▶ Task
Locate the string "this" throughout the material and copy every line in which it occurs.

▶ Records supplied

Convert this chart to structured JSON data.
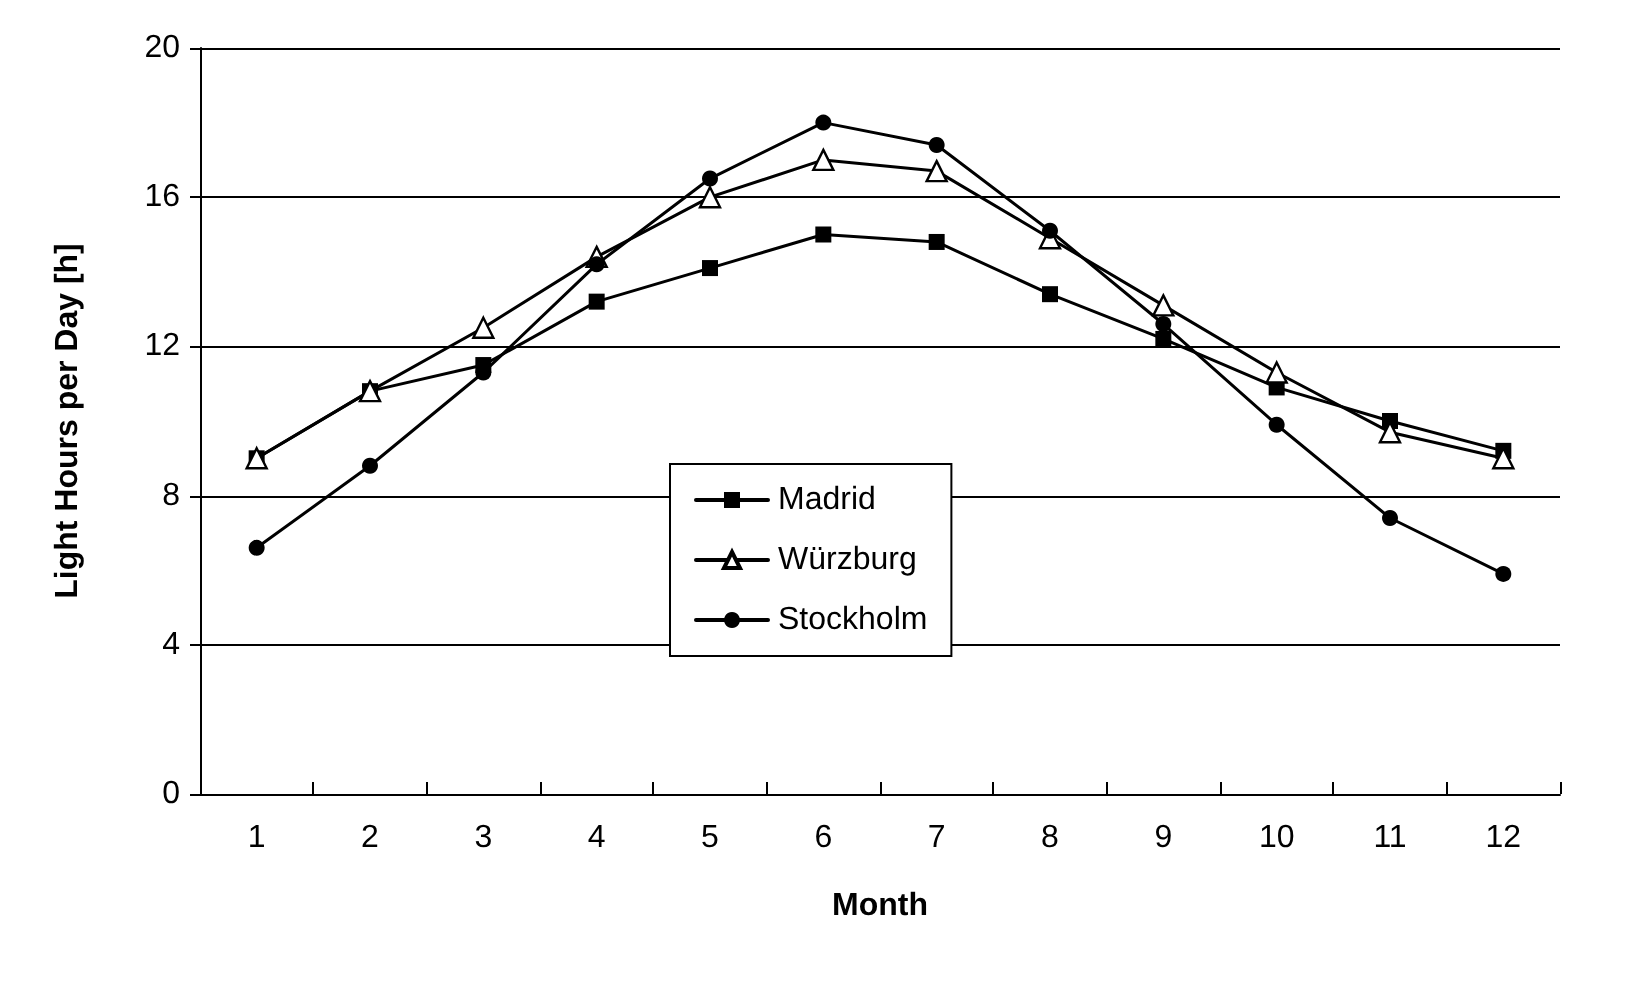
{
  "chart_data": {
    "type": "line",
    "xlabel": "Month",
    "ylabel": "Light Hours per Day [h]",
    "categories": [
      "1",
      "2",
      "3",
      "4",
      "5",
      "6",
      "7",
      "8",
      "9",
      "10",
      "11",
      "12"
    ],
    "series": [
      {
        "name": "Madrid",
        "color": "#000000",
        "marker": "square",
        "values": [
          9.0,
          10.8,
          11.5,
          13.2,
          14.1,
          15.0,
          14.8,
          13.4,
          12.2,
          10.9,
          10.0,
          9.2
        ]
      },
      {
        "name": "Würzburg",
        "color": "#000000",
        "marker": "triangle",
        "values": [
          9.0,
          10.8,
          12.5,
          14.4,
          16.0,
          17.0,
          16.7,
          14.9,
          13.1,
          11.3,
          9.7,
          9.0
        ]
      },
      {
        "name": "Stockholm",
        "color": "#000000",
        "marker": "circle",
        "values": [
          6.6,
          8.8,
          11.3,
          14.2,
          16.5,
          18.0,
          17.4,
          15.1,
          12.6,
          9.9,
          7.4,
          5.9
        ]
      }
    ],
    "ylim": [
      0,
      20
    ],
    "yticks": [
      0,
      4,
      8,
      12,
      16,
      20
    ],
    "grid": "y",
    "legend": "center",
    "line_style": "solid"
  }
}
==
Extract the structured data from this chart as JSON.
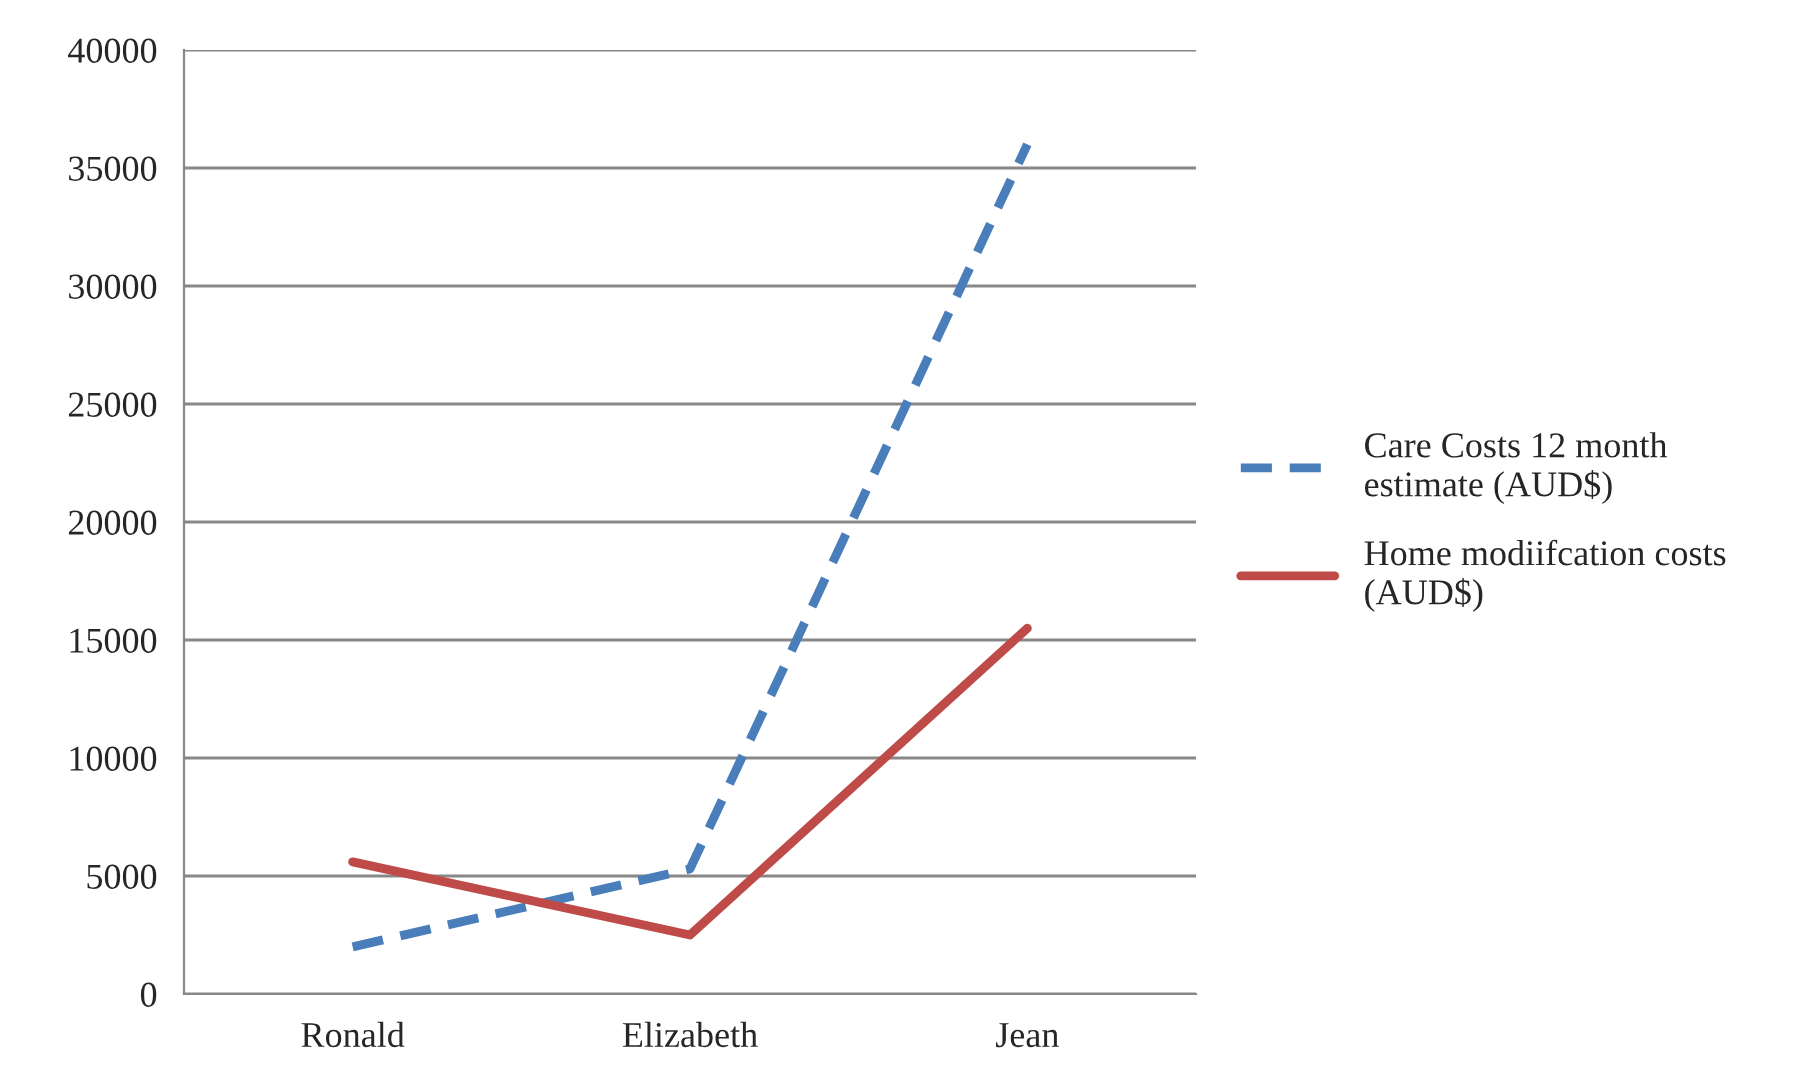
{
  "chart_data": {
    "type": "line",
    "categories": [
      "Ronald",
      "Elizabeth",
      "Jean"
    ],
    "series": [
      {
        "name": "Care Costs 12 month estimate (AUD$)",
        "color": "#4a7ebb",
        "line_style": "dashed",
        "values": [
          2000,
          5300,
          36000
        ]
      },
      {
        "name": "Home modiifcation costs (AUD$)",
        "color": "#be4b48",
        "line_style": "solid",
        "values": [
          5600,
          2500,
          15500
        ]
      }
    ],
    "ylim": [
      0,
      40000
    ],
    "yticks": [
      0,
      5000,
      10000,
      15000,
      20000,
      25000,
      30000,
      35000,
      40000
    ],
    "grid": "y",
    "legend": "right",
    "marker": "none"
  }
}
* * *
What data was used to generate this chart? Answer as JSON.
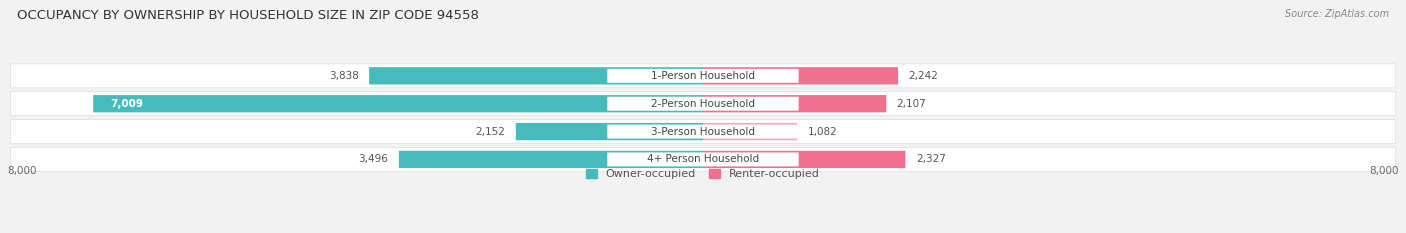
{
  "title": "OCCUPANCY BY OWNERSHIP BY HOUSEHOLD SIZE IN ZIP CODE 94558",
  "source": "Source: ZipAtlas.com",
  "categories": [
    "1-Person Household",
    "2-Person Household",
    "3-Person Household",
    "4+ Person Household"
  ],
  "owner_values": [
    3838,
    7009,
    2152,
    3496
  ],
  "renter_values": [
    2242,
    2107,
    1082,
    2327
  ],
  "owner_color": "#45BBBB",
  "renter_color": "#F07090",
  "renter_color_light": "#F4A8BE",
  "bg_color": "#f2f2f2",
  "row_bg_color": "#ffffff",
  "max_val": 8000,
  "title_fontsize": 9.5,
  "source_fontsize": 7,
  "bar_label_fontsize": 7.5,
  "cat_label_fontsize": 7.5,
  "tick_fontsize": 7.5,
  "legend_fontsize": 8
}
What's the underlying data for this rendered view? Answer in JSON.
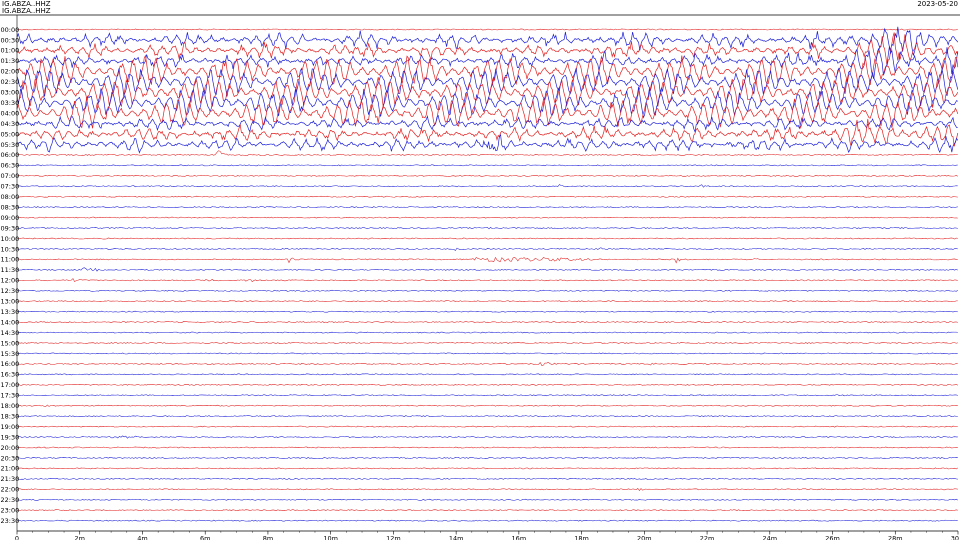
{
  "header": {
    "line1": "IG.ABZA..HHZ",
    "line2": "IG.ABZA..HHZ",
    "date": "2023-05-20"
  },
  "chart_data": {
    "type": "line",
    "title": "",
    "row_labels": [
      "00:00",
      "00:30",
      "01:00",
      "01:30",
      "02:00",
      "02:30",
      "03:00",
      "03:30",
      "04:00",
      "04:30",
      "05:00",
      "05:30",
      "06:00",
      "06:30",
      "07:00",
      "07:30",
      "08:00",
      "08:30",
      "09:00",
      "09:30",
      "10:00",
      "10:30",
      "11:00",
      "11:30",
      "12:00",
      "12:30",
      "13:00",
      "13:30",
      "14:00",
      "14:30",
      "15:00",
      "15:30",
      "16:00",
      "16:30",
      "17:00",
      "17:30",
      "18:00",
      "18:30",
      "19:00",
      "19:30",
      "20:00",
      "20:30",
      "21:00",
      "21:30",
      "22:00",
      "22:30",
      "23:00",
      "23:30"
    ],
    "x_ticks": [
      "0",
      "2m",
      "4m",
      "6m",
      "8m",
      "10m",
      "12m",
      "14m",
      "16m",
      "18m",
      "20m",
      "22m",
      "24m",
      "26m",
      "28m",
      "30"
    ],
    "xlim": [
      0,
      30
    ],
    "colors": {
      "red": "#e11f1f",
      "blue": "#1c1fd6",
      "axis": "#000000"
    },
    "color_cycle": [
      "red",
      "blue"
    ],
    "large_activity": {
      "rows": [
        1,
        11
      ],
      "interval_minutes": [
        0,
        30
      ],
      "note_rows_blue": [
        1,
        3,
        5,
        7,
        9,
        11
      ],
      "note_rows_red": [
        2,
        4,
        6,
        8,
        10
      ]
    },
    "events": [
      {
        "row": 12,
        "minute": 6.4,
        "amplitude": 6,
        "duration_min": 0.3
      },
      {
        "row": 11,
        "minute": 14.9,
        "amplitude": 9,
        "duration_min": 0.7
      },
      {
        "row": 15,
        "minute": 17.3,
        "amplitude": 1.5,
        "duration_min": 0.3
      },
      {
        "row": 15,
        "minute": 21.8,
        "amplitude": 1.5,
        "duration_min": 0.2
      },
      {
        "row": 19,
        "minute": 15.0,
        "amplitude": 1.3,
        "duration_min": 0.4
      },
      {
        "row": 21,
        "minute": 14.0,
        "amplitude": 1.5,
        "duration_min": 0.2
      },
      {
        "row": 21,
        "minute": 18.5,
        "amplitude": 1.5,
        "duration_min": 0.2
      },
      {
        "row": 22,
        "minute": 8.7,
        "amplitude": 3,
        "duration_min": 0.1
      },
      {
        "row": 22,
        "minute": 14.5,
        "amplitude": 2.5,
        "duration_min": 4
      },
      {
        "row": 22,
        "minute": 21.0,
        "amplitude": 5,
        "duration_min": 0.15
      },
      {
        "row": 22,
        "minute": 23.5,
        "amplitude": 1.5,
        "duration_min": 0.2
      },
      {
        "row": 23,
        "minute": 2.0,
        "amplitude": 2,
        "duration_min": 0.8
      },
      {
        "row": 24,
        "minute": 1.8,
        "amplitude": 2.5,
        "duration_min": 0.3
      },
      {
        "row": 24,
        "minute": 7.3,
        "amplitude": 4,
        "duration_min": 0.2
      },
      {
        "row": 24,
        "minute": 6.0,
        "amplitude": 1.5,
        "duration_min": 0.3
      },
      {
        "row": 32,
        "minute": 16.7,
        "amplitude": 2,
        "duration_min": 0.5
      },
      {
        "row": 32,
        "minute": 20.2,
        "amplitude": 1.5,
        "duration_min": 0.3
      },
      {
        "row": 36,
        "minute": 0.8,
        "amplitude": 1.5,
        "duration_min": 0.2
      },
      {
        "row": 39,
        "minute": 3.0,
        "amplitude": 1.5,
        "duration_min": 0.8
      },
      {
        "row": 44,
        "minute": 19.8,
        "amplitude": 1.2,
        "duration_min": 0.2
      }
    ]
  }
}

▶ Right answer
Convert this chart to structured JSON data.
Extract the structured data from this chart as JSON.
What data was used to generate this chart? Answer as JSON.
What's the underlying data for this rendered view? Answer in JSON.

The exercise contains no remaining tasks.